**Opdrachten**
1. Geef uit de tekst over het Fries in de rechtszaal woordelijk het stuk terug dat begint bij de woorden "Het is een goede" en eindigt na "gebeurt dat ook?".
2. Welke rollen in de rechtspraak worden in de tekst over het Fries in de rechtszaal genoemd? Noem ze allemaal.

**Gegeven tekst**
^^^^^^^^^^^^^^^^

In 1998 kopte de Leeuwarder Courant op de voorpagina “Strafzaken in het Fries behandeld”. Een aantal zittingen ten overstaan van de politierechter in Leeuwarden werd destijds ook in het Fries gevoerd. Bij de politierechter worden eenvoudige zaken behandeld, zoals het rijden onder invloed van alcohol. Ook destijds was ik in deze zaken de advocaat. Toen was het nieuws, 15 jaar geleden. Maar er is helaas niet veel veranderd sindsdien.
Het is een goede zaak dat het Fries de ruimte krijgt in het strafrecht. De verdachte moet zich vrij voelen om te verklaren. De rechters krijgen op deze wijze de meeste informatie los om tot de beste beslissing te komen. Als er veel emoties aanwezig zijn, is de moedertaal het allerbest. Het gebruik van de Friese taal in de rechtzaal kan om die reden niet genoeg gestimuleerd worden. Maar gebeurt dat ook?

^^^^^^^^^^^^^^^^

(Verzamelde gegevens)
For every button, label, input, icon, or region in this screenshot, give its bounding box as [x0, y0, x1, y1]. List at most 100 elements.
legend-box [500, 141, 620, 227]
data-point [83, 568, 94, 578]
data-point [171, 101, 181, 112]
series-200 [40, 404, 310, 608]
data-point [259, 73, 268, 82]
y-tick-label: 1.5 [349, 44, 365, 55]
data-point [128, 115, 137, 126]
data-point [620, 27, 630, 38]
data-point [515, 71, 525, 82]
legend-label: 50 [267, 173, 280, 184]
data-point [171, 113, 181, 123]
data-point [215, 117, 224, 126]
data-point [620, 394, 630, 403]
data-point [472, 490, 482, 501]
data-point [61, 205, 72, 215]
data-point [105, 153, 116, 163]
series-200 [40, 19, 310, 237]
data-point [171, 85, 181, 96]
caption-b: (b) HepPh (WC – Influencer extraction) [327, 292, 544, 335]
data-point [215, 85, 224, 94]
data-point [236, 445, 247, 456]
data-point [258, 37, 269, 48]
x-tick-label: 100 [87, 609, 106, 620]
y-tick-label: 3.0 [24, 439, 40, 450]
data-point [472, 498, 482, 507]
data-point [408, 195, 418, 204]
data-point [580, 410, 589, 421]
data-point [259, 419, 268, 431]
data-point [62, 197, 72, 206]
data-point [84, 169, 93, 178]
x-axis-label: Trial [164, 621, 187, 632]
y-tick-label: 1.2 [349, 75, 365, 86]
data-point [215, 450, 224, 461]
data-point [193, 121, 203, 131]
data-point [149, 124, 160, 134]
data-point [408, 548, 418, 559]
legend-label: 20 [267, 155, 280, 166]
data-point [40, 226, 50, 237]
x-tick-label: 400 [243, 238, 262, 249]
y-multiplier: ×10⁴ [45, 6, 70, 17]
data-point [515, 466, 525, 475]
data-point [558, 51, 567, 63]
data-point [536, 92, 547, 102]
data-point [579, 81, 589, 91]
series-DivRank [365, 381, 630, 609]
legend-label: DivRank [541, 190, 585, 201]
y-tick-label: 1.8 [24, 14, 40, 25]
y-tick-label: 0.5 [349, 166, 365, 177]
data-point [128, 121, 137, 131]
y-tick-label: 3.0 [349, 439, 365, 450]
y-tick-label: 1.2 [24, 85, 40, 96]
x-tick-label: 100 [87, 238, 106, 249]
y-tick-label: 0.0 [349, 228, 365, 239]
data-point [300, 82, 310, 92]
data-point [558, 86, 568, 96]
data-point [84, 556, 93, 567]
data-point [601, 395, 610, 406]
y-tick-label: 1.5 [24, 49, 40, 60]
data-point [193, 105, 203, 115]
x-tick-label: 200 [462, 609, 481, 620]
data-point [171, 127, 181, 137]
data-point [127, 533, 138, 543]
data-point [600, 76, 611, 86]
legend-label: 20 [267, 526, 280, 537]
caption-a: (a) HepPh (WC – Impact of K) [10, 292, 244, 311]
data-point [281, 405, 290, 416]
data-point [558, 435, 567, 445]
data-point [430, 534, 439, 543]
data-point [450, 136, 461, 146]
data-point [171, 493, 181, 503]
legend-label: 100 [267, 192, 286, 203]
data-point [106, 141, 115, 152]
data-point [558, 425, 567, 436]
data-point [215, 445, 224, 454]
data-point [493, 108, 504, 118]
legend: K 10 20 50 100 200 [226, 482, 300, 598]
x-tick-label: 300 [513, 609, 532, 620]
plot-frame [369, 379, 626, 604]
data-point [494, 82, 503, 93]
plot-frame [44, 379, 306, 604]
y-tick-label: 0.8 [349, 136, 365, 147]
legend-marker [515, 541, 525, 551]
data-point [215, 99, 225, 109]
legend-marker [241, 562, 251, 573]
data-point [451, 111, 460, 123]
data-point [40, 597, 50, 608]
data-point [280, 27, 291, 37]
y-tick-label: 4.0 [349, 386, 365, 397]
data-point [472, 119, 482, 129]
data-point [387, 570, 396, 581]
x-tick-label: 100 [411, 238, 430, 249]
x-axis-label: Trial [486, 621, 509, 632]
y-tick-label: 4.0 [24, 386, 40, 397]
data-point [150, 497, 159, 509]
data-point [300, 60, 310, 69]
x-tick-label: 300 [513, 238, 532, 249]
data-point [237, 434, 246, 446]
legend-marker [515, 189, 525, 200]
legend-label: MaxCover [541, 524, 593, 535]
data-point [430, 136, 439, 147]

^^^^^^^^^^^^^^^^

**Oplossingen**
1.
Het is een goede zaak dat het Fries de ruimte krijgt in het strafrecht. De verdachte moet zich vrij voelen om te verklaren. De rechters krijgen op deze wijze de meeste informatie los om tot de beste beslissing te komen. Als er veel emoties aanwezig zijn, is de moedertaal het allerbest. Het gebruik van de Friese taal in de rechtzaal kan om die reden niet genoeg gestimuleerd worden. Maar gebeurt dat ook?

2.
politierechter
advocaat
verdachte
rechters